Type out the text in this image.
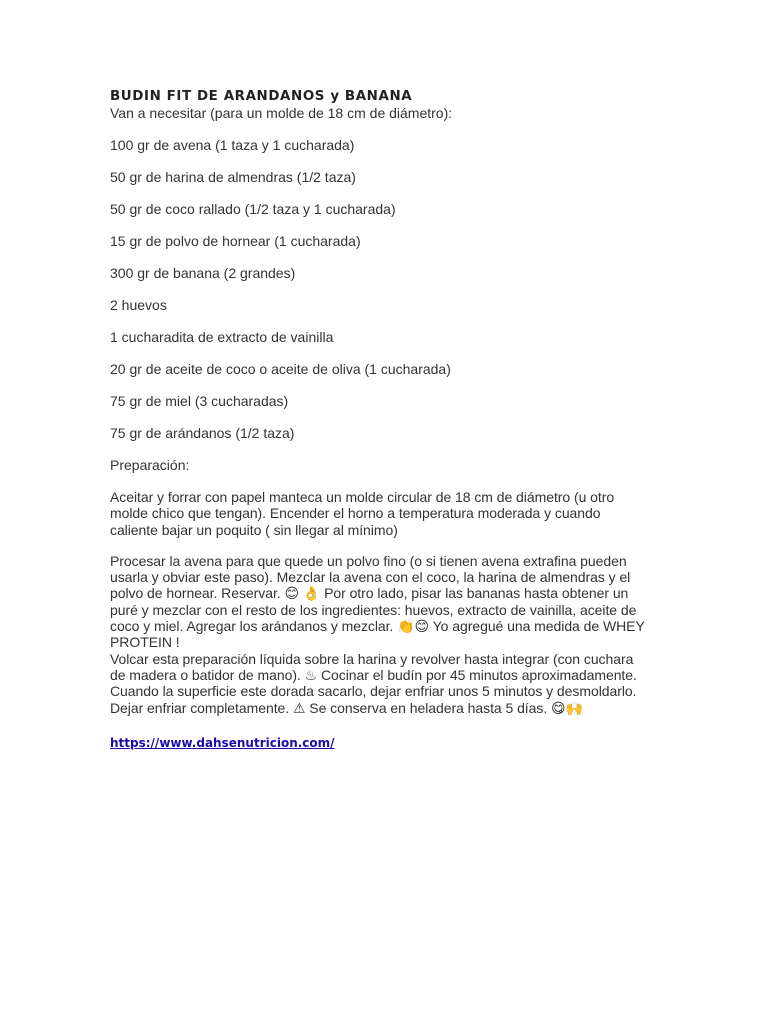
BUDIN FIT DE ARANDANOS y BANANA

Van a necesitar (para un molde de 18 cm de diámetro):

100 gr de avena (1 taza y 1 cucharada)
50 gr de harina de almendras (1/2 taza)
50 gr de coco rallado (1/2 taza y 1 cucharada)
15 gr de polvo de hornear (1 cucharada)
300 gr de banana (2 grandes)
2 huevos
1 cucharadita de extracto de vainilla
20 gr de aceite de coco o aceite de oliva (1 cucharada)
75 gr de miel (3 cucharadas)
75 gr de arándanos (1/2 taza)

Preparación:

Aceitar y forrar con papel manteca un molde circular de 18 cm de diámetro (u otro molde chico que tengan). Encender el horno a temperatura moderada y cuando caliente bajar un poquito ( sin llegar al mínimo)

Procesar la avena para que quede un polvo fino (o si tienen avena extrafina pueden usarla y obviar este paso). Mezclar la avena con el coco, la harina de almendras y el polvo de hornear. Reservar. 😊 👌 Por otro lado, pisar las bananas hasta obtener un puré y mezclar con el resto de los ingredientes: huevos, extracto de vainilla, aceite de coco y miel. Agregar los arándanos y mezclar. 👏😊 Yo agregué una medida de WHEY PROTEIN !

Volcar esta preparación líquida sobre la harina y revolver hasta integrar (con cuchara de madera o batidor de mano). ♨ Cocinar el budín por 45 minutos aproximadamente. Cuando la superficie este dorada sacarlo, dejar enfriar unos 5 minutos y desmoldarlo. Dejar enfriar completamente. ⚠ Se conserva en heladera hasta 5 días. 😋🙌

https://www.dahsenutricion.com/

### What the task asks
Each line above that contains the word "este" should be counted, and only the total given.

### Response to the exercise
2